» **WORK REQUEST**:
Copy the data word for word, keeping every line.

[EXCERPTED DATA — start]

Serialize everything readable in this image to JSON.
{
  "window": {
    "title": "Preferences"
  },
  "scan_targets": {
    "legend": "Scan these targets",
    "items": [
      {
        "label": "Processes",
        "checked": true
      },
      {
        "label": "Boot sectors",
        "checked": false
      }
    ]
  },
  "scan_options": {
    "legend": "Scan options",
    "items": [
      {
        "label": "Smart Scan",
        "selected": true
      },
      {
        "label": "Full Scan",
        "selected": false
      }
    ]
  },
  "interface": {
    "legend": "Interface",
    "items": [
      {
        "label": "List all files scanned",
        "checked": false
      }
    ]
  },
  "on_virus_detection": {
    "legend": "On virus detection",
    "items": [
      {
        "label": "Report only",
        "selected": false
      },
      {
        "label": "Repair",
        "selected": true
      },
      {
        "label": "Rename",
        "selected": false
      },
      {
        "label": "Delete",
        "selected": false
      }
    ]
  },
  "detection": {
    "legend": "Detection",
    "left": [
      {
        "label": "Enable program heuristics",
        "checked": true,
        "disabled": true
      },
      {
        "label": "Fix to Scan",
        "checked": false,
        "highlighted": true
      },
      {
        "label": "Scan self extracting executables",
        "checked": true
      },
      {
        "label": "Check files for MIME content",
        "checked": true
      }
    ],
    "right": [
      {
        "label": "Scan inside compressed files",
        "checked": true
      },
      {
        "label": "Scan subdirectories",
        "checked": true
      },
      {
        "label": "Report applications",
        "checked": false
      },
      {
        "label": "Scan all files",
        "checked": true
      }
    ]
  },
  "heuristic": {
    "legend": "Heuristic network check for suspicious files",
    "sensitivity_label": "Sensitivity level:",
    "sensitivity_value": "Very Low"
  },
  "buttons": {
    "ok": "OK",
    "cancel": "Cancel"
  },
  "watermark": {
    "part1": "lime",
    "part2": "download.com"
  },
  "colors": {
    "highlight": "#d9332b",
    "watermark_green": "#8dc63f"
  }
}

[EXCERPTED DATA — finish]

» **WRITTEN ANSWER**:
Serialize everything readable in this image to JSON.
{
  "window": {
    "title": "Preferences"
  },
  "scan_targets": {
    "legend": "Scan these targets",
    "items": [
      {
        "label": "Processes",
        "checked": true
      },
      {
        "label": "Boot sectors",
        "checked": false
      }
    ]
  },
  "scan_options": {
    "legend": "Scan options",
    "items": [
      {
        "label": "Smart Scan",
        "selected": true
      },
      {
        "label": "Full Scan",
        "selected": false
      }
    ]
  },
  "interface": {
    "legend": "Interface",
    "items": [
      {
        "label": "List all files scanned",
        "checked": false
      }
    ]
  },
  "on_virus_detection": {
    "legend": "On virus detection",
    "items": [
      {
        "label": "Report only",
        "selected": false
      },
      {
        "label": "Repair",
        "selected": true
      },
      {
        "label": "Rename",
        "selected": false
      },
      {
        "label": "Delete",
        "selected": false
      }
    ]
  },
  "detection": {
    "legend": "Detection",
    "left": [
      {
        "label": "Enable program heuristics",
        "checked": true,
        "disabled": true
      },
      {
        "label": "Fix to Scan",
        "checked": false,
        "highlighted": true
      },
      {
        "label": "Scan self extracting executables",
        "checked": true
      },
      {
        "label": "Check files for MIME content",
        "checked": true
      }
    ],
    "right": [
      {
        "label": "Scan inside compressed files",
        "checked": true
      },
      {
        "label": "Scan subdirectories",
        "checked": true
      },
      {
        "label": "Report applications",
        "checked": false
      },
      {
        "label": "Scan all files",
        "checked": true
      }
    ]
  },
  "heuristic": {
    "legend": "Heuristic network check for suspicious files",
    "sensitivity_label": "Sensitivity level:",
    "sensitivity_value": "Very Low"
  },
  "buttons": {
    "ok": "OK",
    "cancel": "Cancel"
  },
  "watermark": {
    "part1": "lime",
    "part2": "download.com"
  },
  "colors": {
    "highlight": "#d9332b",
    "watermark_green": "#8dc63f"
  }
}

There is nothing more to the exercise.